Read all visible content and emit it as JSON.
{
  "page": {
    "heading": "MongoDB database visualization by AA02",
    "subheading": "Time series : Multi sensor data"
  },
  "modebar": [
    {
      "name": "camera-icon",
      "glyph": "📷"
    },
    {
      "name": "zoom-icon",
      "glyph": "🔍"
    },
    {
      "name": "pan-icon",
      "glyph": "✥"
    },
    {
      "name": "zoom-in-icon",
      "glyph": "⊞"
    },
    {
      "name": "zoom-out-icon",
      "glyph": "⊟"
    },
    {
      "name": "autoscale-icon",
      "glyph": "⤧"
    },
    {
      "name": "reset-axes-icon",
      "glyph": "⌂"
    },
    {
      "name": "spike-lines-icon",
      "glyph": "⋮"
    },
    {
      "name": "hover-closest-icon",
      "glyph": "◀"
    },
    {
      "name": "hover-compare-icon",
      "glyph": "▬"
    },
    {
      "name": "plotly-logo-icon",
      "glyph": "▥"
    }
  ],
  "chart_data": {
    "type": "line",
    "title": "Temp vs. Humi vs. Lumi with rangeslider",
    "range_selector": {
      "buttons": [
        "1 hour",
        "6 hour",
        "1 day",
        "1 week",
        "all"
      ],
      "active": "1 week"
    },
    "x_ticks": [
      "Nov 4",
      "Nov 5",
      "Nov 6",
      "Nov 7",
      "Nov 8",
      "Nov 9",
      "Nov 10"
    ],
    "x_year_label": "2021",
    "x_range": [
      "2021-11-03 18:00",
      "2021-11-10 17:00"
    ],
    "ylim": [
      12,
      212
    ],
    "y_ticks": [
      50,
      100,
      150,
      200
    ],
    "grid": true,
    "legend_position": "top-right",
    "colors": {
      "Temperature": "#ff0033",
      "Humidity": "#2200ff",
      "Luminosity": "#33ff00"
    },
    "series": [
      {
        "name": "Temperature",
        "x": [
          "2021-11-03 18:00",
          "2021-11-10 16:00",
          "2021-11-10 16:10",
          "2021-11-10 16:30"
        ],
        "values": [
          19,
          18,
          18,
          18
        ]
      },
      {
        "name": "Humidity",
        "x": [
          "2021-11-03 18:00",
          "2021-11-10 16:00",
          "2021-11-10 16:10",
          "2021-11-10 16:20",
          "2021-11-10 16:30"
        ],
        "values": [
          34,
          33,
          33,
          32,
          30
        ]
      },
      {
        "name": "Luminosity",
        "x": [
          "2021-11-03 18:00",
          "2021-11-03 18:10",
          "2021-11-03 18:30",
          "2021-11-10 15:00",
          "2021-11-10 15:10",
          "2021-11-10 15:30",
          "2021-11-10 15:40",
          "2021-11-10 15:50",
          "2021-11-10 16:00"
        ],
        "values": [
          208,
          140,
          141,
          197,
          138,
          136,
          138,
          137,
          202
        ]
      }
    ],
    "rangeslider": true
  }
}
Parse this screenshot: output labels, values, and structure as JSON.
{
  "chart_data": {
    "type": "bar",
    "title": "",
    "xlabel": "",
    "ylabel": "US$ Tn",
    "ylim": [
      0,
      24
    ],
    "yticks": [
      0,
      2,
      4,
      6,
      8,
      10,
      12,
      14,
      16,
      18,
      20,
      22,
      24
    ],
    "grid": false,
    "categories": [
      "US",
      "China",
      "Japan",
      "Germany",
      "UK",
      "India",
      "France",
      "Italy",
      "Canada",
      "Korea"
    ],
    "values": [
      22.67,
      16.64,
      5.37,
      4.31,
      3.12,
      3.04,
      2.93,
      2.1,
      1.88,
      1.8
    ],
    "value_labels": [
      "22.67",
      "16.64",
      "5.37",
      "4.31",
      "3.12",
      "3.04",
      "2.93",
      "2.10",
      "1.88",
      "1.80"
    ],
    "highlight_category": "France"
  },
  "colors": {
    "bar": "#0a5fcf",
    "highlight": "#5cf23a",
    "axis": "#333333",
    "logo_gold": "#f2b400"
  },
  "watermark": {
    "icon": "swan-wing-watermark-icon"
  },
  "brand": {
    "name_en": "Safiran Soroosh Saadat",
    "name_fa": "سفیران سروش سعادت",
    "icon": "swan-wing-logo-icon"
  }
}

* [PROBLEM REQUIREMENTS]: Each entry is to be returned in full, character for character.

* [FINAL ANSWER]:
Read all visible content and emit it as JSON.
{
  "page": {
    "heading": "MongoDB database visualization by AA02",
    "subheading": "Time series : Multi sensor data"
  },
  "modebar": [
    {
      "name": "camera-icon",
      "glyph": "📷"
    },
    {
      "name": "zoom-icon",
      "glyph": "🔍"
    },
    {
      "name": "pan-icon",
      "glyph": "✥"
    },
    {
      "name": "zoom-in-icon",
      "glyph": "⊞"
    },
    {
      "name": "zoom-out-icon",
      "glyph": "⊟"
    },
    {
      "name": "autoscale-icon",
      "glyph": "⤧"
    },
    {
      "name": "reset-axes-icon",
      "glyph": "⌂"
    },
    {
      "name": "spike-lines-icon",
      "glyph": "⋮"
    },
    {
      "name": "hover-closest-icon",
      "glyph": "◀"
    },
    {
      "name": "hover-compare-icon",
      "glyph": "▬"
    },
    {
      "name": "plotly-logo-icon",
      "glyph": "▥"
    }
  ],
  "chart_data": {
    "type": "line",
    "title": "Temp vs. Humi vs. Lumi with rangeslider",
    "range_selector": {
      "buttons": [
        "1 hour",
        "6 hour",
        "1 day",
        "1 week",
        "all"
      ],
      "active": "1 week"
    },
    "x_ticks": [
      "Nov 4",
      "Nov 5",
      "Nov 6",
      "Nov 7",
      "Nov 8",
      "Nov 9",
      "Nov 10"
    ],
    "x_year_label": "2021",
    "x_range": [
      "2021-11-03 18:00",
      "2021-11-10 17:00"
    ],
    "ylim": [
      12,
      212
    ],
    "y_ticks": [
      50,
      100,
      150,
      200
    ],
    "grid": true,
    "legend_position": "top-right",
    "colors": {
      "Temperature": "#ff0033",
      "Humidity": "#2200ff",
      "Luminosity": "#33ff00"
    },
    "series": [
      {
        "name": "Temperature",
        "x": [
          "2021-11-03 18:00",
          "2021-11-10 16:00",
          "2021-11-10 16:10",
          "2021-11-10 16:30"
        ],
        "values": [
          19,
          18,
          18,
          18
        ]
      },
      {
        "name": "Humidity",
        "x": [
          "2021-11-03 18:00",
          "2021-11-10 16:00",
          "2021-11-10 16:10",
          "2021-11-10 16:20",
          "2021-11-10 16:30"
        ],
        "values": [
          34,
          33,
          33,
          32,
          30
        ]
      },
      {
        "name": "Luminosity",
        "x": [
          "2021-11-03 18:00",
          "2021-11-03 18:10",
          "2021-11-03 18:30",
          "2021-11-10 15:00",
          "2021-11-10 15:10",
          "2021-11-10 15:30",
          "2021-11-10 15:40",
          "2021-11-10 15:50",
          "2021-11-10 16:00"
        ],
        "values": [
          208,
          140,
          141,
          197,
          138,
          136,
          138,
          137,
          202
        ]
      }
    ],
    "rangeslider": true
  }
}
Parse this screenshot: output labels, values, and structure as JSON.
{
  "chart_data": {
    "type": "bar",
    "title": "",
    "xlabel": "",
    "ylabel": "US$ Tn",
    "ylim": [
      0,
      24
    ],
    "yticks": [
      0,
      2,
      4,
      6,
      8,
      10,
      12,
      14,
      16,
      18,
      20,
      22,
      24
    ],
    "grid": false,
    "categories": [
      "US",
      "China",
      "Japan",
      "Germany",
      "UK",
      "India",
      "France",
      "Italy",
      "Canada",
      "Korea"
    ],
    "values": [
      22.67,
      16.64,
      5.37,
      4.31,
      3.12,
      3.04,
      2.93,
      2.1,
      1.88,
      1.8
    ],
    "value_labels": [
      "22.67",
      "16.64",
      "5.37",
      "4.31",
      "3.12",
      "3.04",
      "2.93",
      "2.10",
      "1.88",
      "1.80"
    ],
    "highlight_category": "France"
  },
  "colors": {
    "bar": "#0a5fcf",
    "highlight": "#5cf23a",
    "axis": "#333333",
    "logo_gold": "#f2b400"
  },
  "watermark": {
    "icon": "swan-wing-watermark-icon"
  },
  "brand": {
    "name_en": "Safiran Soroosh Saadat",
    "name_fa": "سفیران سروش سعادت",
    "icon": "swan-wing-logo-icon"
  }
}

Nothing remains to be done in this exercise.